■ PROBLEM DESCRIPTION ■
Reproduce every record below exactly as it appears.
━━━ TASK DATA ━━━
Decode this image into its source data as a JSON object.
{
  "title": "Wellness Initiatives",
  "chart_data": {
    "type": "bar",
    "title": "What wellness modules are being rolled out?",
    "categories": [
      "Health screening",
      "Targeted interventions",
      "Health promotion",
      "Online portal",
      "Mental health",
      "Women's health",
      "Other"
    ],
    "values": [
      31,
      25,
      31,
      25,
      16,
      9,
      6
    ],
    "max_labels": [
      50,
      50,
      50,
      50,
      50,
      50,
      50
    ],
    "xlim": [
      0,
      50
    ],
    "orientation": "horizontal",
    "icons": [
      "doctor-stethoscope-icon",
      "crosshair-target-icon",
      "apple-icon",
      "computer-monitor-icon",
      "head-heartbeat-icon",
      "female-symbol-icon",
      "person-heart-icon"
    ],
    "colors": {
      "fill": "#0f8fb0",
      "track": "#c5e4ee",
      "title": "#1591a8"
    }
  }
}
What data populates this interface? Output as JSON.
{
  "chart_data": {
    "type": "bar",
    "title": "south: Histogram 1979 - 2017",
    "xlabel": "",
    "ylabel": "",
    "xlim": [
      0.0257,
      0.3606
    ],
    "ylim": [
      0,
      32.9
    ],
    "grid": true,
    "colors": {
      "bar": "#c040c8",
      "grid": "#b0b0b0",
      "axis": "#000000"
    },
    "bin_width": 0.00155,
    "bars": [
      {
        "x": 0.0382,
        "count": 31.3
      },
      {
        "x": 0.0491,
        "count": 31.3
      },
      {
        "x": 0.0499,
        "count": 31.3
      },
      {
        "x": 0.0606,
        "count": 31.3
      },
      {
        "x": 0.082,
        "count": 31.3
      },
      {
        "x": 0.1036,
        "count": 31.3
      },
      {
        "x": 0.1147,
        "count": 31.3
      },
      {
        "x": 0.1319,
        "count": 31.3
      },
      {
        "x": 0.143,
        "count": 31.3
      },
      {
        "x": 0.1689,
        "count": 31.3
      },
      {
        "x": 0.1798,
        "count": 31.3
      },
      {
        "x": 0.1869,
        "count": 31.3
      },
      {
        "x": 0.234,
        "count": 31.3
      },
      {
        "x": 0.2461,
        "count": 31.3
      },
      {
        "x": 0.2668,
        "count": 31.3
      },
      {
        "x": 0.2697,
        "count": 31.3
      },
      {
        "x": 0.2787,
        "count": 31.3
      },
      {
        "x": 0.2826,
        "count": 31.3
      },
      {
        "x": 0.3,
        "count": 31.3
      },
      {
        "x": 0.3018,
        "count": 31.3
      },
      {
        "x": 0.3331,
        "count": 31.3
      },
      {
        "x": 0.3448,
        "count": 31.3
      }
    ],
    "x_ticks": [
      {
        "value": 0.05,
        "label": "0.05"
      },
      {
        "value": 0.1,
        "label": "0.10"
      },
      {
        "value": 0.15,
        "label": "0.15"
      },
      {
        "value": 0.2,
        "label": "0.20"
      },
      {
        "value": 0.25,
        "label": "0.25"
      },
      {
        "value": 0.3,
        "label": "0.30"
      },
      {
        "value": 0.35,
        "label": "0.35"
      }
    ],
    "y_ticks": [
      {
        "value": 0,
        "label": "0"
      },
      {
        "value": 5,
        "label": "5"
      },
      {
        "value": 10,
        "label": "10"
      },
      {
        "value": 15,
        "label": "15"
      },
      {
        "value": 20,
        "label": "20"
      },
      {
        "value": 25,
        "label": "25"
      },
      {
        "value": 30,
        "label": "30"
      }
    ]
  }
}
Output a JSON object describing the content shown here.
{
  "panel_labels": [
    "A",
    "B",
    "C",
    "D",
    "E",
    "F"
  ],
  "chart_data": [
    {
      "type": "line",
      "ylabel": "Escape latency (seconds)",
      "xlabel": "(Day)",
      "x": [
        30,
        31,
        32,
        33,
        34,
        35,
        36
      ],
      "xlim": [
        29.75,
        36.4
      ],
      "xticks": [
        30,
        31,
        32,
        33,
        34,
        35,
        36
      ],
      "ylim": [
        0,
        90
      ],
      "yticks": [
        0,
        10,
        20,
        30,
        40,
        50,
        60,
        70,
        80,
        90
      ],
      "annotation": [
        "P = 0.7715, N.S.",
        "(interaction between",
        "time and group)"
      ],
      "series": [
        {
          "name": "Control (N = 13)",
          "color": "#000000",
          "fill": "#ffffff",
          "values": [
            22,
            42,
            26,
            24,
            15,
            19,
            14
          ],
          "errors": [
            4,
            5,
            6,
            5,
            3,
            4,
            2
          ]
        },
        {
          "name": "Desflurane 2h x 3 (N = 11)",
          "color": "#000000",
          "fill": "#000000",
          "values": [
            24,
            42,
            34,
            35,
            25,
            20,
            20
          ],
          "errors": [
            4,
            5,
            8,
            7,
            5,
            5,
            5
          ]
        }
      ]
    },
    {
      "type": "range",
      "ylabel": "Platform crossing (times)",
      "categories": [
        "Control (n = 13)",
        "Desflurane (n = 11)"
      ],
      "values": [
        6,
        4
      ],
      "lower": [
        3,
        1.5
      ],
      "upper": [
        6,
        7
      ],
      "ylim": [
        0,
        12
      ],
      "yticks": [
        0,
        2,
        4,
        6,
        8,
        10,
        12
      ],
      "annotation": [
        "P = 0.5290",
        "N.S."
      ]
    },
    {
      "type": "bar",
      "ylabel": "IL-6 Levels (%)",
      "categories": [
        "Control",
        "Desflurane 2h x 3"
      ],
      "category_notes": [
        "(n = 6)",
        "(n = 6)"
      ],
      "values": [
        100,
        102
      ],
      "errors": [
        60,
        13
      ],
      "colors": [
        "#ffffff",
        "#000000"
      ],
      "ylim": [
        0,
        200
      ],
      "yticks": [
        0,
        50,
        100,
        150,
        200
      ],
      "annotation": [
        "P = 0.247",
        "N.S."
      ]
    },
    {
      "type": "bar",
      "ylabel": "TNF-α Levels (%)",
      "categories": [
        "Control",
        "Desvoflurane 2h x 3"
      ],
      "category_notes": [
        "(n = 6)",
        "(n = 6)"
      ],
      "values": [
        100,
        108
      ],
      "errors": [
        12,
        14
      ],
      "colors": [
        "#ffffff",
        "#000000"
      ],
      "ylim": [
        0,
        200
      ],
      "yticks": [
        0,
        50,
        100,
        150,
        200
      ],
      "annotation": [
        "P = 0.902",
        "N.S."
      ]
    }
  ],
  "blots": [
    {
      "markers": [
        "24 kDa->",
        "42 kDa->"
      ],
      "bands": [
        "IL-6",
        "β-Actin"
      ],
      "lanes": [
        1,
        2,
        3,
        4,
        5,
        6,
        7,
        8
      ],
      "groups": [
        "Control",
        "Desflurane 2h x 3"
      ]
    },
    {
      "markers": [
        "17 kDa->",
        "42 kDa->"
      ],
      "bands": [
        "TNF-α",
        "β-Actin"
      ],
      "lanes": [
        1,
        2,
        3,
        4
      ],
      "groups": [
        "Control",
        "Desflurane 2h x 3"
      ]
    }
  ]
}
━━━
■ EXERCISE SOLUTION ■
Decode this image into its source data as a JSON object.
{
  "title": "Wellness Initiatives",
  "chart_data": {
    "type": "bar",
    "title": "What wellness modules are being rolled out?",
    "categories": [
      "Health screening",
      "Targeted interventions",
      "Health promotion",
      "Online portal",
      "Mental health",
      "Women's health",
      "Other"
    ],
    "values": [
      31,
      25,
      31,
      25,
      16,
      9,
      6
    ],
    "max_labels": [
      50,
      50,
      50,
      50,
      50,
      50,
      50
    ],
    "xlim": [
      0,
      50
    ],
    "orientation": "horizontal",
    "icons": [
      "doctor-stethoscope-icon",
      "crosshair-target-icon",
      "apple-icon",
      "computer-monitor-icon",
      "head-heartbeat-icon",
      "female-symbol-icon",
      "person-heart-icon"
    ],
    "colors": {
      "fill": "#0f8fb0",
      "track": "#c5e4ee",
      "title": "#1591a8"
    }
  }
}
What data populates this interface? Output as JSON.
{
  "chart_data": {
    "type": "bar",
    "title": "south: Histogram 1979 - 2017",
    "xlabel": "",
    "ylabel": "",
    "xlim": [
      0.0257,
      0.3606
    ],
    "ylim": [
      0,
      32.9
    ],
    "grid": true,
    "colors": {
      "bar": "#c040c8",
      "grid": "#b0b0b0",
      "axis": "#000000"
    },
    "bin_width": 0.00155,
    "bars": [
      {
        "x": 0.0382,
        "count": 31.3
      },
      {
        "x": 0.0491,
        "count": 31.3
      },
      {
        "x": 0.0499,
        "count": 31.3
      },
      {
        "x": 0.0606,
        "count": 31.3
      },
      {
        "x": 0.082,
        "count": 31.3
      },
      {
        "x": 0.1036,
        "count": 31.3
      },
      {
        "x": 0.1147,
        "count": 31.3
      },
      {
        "x": 0.1319,
        "count": 31.3
      },
      {
        "x": 0.143,
        "count": 31.3
      },
      {
        "x": 0.1689,
        "count": 31.3
      },
      {
        "x": 0.1798,
        "count": 31.3
      },
      {
        "x": 0.1869,
        "count": 31.3
      },
      {
        "x": 0.234,
        "count": 31.3
      },
      {
        "x": 0.2461,
        "count": 31.3
      },
      {
        "x": 0.2668,
        "count": 31.3
      },
      {
        "x": 0.2697,
        "count": 31.3
      },
      {
        "x": 0.2787,
        "count": 31.3
      },
      {
        "x": 0.2826,
        "count": 31.3
      },
      {
        "x": 0.3,
        "count": 31.3
      },
      {
        "x": 0.3018,
        "count": 31.3
      },
      {
        "x": 0.3331,
        "count": 31.3
      },
      {
        "x": 0.3448,
        "count": 31.3
      }
    ],
    "x_ticks": [
      {
        "value": 0.05,
        "label": "0.05"
      },
      {
        "value": 0.1,
        "label": "0.10"
      },
      {
        "value": 0.15,
        "label": "0.15"
      },
      {
        "value": 0.2,
        "label": "0.20"
      },
      {
        "value": 0.25,
        "label": "0.25"
      },
      {
        "value": 0.3,
        "label": "0.30"
      },
      {
        "value": 0.35,
        "label": "0.35"
      }
    ],
    "y_ticks": [
      {
        "value": 0,
        "label": "0"
      },
      {
        "value": 5,
        "label": "5"
      },
      {
        "value": 10,
        "label": "10"
      },
      {
        "value": 15,
        "label": "15"
      },
      {
        "value": 20,
        "label": "20"
      },
      {
        "value": 25,
        "label": "25"
      },
      {
        "value": 30,
        "label": "30"
      }
    ]
  }
}
Output a JSON object describing the content shown here.
{
  "panel_labels": [
    "A",
    "B",
    "C",
    "D",
    "E",
    "F"
  ],
  "chart_data": [
    {
      "type": "line",
      "ylabel": "Escape latency (seconds)",
      "xlabel": "(Day)",
      "x": [
        30,
        31,
        32,
        33,
        34,
        35,
        36
      ],
      "xlim": [
        29.75,
        36.4
      ],
      "xticks": [
        30,
        31,
        32,
        33,
        34,
        35,
        36
      ],
      "ylim": [
        0,
        90
      ],
      "yticks": [
        0,
        10,
        20,
        30,
        40,
        50,
        60,
        70,
        80,
        90
      ],
      "annotation": [
        "P = 0.7715, N.S.",
        "(interaction between",
        "time and group)"
      ],
      "series": [
        {
          "name": "Control (N = 13)",
          "color": "#000000",
          "fill": "#ffffff",
          "values": [
            22,
            42,
            26,
            24,
            15,
            19,
            14
          ],
          "errors": [
            4,
            5,
            6,
            5,
            3,
            4,
            2
          ]
        },
        {
          "name": "Desflurane 2h x 3 (N = 11)",
          "color": "#000000",
          "fill": "#000000",
          "values": [
            24,
            42,
            34,
            35,
            25,
            20,
            20
          ],
          "errors": [
            4,
            5,
            8,
            7,
            5,
            5,
            5
          ]
        }
      ]
    },
    {
      "type": "range",
      "ylabel": "Platform crossing (times)",
      "categories": [
        "Control (n = 13)",
        "Desflurane (n = 11)"
      ],
      "values": [
        6,
        4
      ],
      "lower": [
        3,
        1.5
      ],
      "upper": [
        6,
        7
      ],
      "ylim": [
        0,
        12
      ],
      "yticks": [
        0,
        2,
        4,
        6,
        8,
        10,
        12
      ],
      "annotation": [
        "P = 0.5290",
        "N.S."
      ]
    },
    {
      "type": "bar",
      "ylabel": "IL-6 Levels (%)",
      "categories": [
        "Control",
        "Desflurane 2h x 3"
      ],
      "category_notes": [
        "(n = 6)",
        "(n = 6)"
      ],
      "values": [
        100,
        102
      ],
      "errors": [
        60,
        13
      ],
      "colors": [
        "#ffffff",
        "#000000"
      ],
      "ylim": [
        0,
        200
      ],
      "yticks": [
        0,
        50,
        100,
        150,
        200
      ],
      "annotation": [
        "P = 0.247",
        "N.S."
      ]
    },
    {
      "type": "bar",
      "ylabel": "TNF-α Levels (%)",
      "categories": [
        "Control",
        "Desvoflurane 2h x 3"
      ],
      "category_notes": [
        "(n = 6)",
        "(n = 6)"
      ],
      "values": [
        100,
        108
      ],
      "errors": [
        12,
        14
      ],
      "colors": [
        "#ffffff",
        "#000000"
      ],
      "ylim": [
        0,
        200
      ],
      "yticks": [
        0,
        50,
        100,
        150,
        200
      ],
      "annotation": [
        "P = 0.902",
        "N.S."
      ]
    }
  ],
  "blots": [
    {
      "markers": [
        "24 kDa->",
        "42 kDa->"
      ],
      "bands": [
        "IL-6",
        "β-Actin"
      ],
      "lanes": [
        1,
        2,
        3,
        4,
        5,
        6,
        7,
        8
      ],
      "groups": [
        "Control",
        "Desflurane 2h x 3"
      ]
    },
    {
      "markers": [
        "17 kDa->",
        "42 kDa->"
      ],
      "bands": [
        "TNF-α",
        "β-Actin"
      ],
      "lanes": [
        1,
        2,
        3,
        4
      ],
      "groups": [
        "Control",
        "Desflurane 2h x 3"
      ]
    }
  ]
}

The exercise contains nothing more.